Exercise details:
Continue the news article below about Eric Cantor's revised House bill to repeal the ObamaCare "slush fund," starting right after its last sentence.

Document segment:
====
House Majority Leader Eric Cantor (R-Va.) told his GOP colleagues in a Friday memo that leaders will try again in June to pass a bill that would gut what they call a multi-billion dollar "slush fund" in ObamaCare.
But rank-and-file Republicans rebelled against boosting the PCIP, which was also part of ObamaCare, and instead clamored for a vote on the full repeal of ObamaCare.
GOP leaders granted this wish in May, allowing the House to pass a full repeal of the law. But they said they would try again on the slush fund, and Cantor said they have now reworked the bill.
According to Cantor, the Helping Sick Americans Now Act, H.R. 1549, has been retooled so that it will still repeal the slush fund, but will not boost funding for the PCIP.
Instead, the bill will fund state-based high-risk pools, something Cantor called the "conservative policy answer to helping Americans with pre-existing conditions."
"The text makes clear that the Secretary of Health and Human Services cannot require states to comply with any policy in ObamaCare as prerequisite or condition of participation," Cantor added. "Furthermore, the Secretary is required to develop a funding formula based on estimates provided by and in consultation with the state of the number of individuals with pre-existing conditions in each state."
He said the bill is estimated to reduce direct spending by $8.5 billion over the next decade, something that should also appeal to Republicans.
====
Records shown:
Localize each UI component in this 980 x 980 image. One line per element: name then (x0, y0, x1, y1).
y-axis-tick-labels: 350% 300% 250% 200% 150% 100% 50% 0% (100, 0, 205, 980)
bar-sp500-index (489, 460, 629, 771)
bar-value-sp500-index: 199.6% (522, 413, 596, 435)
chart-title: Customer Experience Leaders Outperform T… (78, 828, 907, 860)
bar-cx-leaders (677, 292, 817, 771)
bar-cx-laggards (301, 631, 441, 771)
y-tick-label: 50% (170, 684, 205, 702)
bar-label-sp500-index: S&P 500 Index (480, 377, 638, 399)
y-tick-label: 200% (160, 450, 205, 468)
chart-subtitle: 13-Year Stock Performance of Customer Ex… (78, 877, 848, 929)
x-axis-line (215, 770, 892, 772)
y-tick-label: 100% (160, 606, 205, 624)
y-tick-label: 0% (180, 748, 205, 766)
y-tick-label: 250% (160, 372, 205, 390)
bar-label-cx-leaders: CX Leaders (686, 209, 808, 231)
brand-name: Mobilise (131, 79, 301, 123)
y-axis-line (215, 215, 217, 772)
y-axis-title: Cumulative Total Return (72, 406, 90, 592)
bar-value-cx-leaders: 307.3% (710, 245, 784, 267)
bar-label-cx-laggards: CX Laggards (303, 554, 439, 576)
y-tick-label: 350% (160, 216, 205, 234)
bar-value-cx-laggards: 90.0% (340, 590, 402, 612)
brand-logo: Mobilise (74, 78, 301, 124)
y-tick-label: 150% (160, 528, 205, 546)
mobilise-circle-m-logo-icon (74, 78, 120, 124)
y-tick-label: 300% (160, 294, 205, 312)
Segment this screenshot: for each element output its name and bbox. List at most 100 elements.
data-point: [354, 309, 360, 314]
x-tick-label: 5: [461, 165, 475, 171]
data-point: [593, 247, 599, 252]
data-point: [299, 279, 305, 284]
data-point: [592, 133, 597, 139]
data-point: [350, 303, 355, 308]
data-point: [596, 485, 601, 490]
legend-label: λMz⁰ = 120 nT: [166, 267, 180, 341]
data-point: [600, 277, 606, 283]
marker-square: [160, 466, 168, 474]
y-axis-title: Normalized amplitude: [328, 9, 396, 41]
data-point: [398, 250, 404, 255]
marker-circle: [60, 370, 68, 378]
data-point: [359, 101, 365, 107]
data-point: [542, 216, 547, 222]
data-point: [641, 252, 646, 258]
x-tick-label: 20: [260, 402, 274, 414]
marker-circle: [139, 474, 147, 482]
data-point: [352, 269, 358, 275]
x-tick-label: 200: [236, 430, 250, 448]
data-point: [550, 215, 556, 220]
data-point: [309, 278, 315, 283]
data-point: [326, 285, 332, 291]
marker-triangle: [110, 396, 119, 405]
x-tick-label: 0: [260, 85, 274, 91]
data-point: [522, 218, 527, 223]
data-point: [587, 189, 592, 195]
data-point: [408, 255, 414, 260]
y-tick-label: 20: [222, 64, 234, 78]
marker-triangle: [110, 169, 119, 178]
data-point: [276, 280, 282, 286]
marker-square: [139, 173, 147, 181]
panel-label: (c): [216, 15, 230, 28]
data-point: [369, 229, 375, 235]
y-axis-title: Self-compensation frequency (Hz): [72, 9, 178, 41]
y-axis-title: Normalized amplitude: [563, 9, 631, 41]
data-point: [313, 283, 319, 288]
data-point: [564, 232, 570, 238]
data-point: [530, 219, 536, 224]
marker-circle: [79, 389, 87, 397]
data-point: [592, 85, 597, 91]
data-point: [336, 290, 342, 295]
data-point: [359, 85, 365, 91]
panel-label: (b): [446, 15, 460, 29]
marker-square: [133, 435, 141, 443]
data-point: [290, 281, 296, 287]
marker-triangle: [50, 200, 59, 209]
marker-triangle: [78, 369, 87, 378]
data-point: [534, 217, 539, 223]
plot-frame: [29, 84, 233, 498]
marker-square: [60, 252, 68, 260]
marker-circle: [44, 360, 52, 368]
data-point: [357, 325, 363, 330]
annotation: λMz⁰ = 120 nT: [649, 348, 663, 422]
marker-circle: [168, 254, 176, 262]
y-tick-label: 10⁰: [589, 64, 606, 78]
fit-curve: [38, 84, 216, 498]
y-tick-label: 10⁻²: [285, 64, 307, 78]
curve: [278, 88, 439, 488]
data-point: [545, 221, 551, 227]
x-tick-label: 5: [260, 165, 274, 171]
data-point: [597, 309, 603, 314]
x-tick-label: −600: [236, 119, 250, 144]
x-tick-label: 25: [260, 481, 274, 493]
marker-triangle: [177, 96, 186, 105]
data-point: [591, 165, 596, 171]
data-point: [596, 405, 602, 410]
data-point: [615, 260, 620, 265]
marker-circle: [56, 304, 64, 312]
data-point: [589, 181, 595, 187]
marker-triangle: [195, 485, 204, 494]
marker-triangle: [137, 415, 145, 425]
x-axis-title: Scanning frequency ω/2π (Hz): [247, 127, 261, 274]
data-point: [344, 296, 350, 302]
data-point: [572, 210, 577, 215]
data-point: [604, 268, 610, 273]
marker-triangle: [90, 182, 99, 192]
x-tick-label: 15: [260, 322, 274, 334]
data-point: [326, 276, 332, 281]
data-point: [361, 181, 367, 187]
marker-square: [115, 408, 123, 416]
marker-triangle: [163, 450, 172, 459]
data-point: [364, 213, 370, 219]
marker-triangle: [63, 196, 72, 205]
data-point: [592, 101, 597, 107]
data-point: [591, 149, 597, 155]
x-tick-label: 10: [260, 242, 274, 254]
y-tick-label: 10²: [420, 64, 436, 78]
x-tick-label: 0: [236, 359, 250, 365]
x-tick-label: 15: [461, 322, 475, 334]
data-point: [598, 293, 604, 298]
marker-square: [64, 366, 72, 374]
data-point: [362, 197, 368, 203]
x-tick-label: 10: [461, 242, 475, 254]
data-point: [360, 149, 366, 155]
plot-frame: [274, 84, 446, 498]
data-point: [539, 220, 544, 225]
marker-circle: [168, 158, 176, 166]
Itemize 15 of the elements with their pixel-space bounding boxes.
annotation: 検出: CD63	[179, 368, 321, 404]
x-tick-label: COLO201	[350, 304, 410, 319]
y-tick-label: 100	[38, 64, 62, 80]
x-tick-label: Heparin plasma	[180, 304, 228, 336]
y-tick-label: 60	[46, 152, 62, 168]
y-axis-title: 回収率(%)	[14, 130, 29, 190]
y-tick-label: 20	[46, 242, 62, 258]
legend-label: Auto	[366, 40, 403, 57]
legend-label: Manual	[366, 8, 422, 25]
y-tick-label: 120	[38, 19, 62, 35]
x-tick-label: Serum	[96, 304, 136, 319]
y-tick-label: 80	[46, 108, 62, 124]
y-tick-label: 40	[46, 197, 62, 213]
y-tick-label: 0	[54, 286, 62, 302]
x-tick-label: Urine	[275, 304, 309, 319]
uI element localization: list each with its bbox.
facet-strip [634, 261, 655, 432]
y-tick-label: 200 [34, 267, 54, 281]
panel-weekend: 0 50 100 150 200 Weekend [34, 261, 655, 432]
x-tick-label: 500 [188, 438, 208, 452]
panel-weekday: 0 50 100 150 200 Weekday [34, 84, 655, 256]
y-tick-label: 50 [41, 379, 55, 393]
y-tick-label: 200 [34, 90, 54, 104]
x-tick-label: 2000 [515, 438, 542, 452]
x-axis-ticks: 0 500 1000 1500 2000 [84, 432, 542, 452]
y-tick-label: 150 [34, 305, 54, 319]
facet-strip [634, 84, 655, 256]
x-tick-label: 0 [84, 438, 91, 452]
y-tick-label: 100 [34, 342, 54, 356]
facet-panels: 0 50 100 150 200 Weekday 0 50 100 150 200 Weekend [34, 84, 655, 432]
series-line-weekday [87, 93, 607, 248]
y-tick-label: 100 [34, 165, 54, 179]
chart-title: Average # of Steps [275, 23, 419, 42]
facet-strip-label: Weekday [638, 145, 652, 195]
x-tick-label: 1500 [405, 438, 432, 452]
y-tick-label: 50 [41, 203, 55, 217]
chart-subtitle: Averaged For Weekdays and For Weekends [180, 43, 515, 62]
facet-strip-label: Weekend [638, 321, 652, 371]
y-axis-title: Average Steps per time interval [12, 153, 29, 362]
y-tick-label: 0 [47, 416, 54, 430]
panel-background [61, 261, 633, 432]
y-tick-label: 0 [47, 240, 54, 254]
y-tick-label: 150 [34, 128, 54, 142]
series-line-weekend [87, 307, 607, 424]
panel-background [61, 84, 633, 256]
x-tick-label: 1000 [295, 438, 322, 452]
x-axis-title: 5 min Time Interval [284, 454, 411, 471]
====
Written response:
Cantor outlined this plan in a memo to his GOP colleagues outlining priorities for the month. His memo gave only a brief mention to two major issues, immigration and the debt ceiling, suggesting that these issues will come up later in the year.
"We will also continue our focus on how to deal with our broken immigration system as well as the debt limit," he wrote in a conclusion that offered a general look ahead into the summer. Other issues he said are on the agenda for the future include reforming No Child Left Behind, and addressing "overbearing regulations."
Cantor said GOP leaders would use June to pass four 2014 spending bills, a farm bill, and a bill streamlining the permitting process to provide "leasing certainty" for oil and gas shale development.
Two of the four spending bills up in June will be military construction/Veterans Affairs, and Homeland Security — these bills will get votes next week. The other two are Defense and Agriculture.
Also in the mix is a National Defense Authorization Act for 2014, and an Intelligence Authorization bill. Cantor said dealing with the defense, security and intelligence bills would "honor our troops, past and present."
Cantor also said that the House will work on the remaining eight spending bills, although there is growing doubt that the House will be able to get to many more.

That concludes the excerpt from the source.